[Start Records for the exercise]
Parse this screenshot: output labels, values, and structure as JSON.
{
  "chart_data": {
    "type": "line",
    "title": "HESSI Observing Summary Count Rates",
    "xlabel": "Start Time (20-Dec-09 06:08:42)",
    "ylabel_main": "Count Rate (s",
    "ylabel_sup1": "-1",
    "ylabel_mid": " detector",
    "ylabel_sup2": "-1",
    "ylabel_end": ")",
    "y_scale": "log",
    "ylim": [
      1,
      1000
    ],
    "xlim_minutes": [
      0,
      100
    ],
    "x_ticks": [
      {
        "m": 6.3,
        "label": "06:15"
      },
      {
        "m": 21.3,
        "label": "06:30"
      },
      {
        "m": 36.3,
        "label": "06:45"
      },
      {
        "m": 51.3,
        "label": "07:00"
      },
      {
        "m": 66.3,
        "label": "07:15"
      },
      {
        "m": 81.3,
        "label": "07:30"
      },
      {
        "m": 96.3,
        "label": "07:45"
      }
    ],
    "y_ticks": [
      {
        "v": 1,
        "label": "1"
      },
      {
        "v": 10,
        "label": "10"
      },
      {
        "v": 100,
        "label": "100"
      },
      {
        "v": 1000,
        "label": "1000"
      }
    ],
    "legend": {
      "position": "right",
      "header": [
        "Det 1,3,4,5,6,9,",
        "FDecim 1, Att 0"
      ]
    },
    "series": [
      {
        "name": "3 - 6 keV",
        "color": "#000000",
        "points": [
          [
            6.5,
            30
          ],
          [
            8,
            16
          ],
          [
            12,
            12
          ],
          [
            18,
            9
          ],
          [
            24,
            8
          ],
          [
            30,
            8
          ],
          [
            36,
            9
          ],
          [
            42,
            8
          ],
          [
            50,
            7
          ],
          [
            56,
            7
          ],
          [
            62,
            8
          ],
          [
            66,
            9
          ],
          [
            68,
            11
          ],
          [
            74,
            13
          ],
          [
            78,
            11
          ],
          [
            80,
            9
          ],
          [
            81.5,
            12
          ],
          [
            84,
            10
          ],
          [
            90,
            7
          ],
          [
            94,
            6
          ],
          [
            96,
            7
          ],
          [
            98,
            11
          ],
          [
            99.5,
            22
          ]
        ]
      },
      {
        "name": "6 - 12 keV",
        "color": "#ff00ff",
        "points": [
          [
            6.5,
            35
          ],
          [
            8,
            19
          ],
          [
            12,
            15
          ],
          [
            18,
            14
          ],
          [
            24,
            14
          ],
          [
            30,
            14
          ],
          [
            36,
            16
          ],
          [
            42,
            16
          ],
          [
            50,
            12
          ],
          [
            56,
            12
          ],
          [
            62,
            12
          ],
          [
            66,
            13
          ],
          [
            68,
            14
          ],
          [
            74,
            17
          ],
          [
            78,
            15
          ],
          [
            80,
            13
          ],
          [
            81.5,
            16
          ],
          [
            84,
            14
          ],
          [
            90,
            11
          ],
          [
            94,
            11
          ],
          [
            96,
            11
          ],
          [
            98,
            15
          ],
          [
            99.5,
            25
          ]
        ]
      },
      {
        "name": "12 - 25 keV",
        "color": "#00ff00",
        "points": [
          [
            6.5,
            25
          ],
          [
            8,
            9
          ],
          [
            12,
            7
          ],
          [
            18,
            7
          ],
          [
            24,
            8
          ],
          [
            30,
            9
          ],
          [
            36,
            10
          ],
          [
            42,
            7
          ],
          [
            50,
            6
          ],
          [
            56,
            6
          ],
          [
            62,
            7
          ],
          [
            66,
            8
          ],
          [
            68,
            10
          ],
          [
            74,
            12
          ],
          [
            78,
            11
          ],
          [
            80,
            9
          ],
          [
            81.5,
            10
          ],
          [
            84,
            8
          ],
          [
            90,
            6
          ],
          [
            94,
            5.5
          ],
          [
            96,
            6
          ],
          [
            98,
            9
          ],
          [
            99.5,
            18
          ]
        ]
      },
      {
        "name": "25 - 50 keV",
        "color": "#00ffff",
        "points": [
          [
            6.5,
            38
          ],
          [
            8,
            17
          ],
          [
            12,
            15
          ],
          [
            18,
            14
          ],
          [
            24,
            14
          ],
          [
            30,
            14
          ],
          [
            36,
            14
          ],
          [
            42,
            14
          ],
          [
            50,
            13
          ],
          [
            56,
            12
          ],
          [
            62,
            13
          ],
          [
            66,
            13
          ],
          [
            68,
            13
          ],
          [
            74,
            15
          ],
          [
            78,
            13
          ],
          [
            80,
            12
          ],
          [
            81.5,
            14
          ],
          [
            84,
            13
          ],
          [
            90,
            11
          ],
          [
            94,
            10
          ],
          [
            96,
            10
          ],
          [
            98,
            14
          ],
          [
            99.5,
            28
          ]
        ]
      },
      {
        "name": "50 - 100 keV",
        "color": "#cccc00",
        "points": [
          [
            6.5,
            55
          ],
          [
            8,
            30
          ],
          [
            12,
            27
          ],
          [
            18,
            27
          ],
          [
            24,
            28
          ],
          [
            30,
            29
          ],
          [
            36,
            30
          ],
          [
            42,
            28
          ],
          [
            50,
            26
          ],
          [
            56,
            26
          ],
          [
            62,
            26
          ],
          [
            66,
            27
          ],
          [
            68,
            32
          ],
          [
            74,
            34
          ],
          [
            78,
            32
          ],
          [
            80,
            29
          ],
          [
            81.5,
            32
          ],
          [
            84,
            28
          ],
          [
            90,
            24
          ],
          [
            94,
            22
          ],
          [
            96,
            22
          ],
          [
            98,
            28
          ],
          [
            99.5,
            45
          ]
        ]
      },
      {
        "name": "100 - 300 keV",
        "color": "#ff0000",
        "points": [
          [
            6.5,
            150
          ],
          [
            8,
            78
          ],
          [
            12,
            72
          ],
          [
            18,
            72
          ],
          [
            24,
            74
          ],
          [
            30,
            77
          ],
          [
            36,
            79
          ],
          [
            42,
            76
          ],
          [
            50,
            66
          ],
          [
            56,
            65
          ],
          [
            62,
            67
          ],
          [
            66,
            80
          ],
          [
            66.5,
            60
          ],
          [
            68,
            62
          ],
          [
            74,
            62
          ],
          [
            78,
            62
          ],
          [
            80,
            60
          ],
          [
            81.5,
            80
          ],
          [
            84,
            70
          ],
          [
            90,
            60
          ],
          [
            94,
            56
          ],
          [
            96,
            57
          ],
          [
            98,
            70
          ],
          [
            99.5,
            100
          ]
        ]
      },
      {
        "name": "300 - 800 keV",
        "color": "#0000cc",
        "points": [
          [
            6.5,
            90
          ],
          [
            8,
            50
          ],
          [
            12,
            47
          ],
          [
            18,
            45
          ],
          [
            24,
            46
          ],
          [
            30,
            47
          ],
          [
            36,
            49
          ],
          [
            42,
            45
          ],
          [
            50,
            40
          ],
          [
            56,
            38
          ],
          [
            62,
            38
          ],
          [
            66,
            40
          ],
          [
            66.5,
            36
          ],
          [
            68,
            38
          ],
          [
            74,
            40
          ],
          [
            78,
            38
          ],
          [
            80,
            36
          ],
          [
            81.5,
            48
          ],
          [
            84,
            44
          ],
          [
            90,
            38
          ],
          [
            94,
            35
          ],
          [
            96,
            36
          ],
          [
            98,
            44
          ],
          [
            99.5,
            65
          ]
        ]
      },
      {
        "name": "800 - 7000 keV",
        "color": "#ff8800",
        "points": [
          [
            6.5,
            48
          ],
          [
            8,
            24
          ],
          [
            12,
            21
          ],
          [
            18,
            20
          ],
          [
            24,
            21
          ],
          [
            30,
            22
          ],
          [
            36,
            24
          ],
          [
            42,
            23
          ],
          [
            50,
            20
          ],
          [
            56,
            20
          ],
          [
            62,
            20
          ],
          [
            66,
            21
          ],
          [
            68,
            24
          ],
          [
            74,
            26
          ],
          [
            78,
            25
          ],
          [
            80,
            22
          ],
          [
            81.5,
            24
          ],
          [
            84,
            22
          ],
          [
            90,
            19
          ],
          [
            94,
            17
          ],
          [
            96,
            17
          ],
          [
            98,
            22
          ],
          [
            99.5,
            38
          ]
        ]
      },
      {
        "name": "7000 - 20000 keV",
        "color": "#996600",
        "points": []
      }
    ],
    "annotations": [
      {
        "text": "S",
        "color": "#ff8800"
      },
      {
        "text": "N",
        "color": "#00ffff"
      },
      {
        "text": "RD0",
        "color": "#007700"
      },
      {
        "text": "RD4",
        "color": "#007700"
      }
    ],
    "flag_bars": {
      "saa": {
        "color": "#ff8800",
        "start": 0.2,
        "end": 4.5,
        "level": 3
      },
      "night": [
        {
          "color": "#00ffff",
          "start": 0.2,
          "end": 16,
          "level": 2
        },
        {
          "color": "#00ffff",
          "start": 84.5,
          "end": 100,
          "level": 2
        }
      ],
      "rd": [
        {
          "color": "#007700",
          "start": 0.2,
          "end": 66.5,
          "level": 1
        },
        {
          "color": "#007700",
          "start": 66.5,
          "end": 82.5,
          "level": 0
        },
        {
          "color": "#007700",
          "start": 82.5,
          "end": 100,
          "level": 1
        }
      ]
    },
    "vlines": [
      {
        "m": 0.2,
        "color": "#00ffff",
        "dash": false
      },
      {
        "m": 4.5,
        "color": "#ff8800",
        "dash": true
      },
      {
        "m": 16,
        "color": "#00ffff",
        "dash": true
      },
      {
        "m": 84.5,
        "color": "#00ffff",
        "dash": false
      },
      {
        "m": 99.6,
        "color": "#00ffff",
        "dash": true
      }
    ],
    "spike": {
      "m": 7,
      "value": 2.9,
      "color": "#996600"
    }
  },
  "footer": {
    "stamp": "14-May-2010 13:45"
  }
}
[End Records for the exercise]
• _What you have to do_
List all lines in the material containing the string "Count".

• _Full answer_
    "title": "HESSI Observing Summary Count Rates",
    "ylabel_main": "Count Rate (s",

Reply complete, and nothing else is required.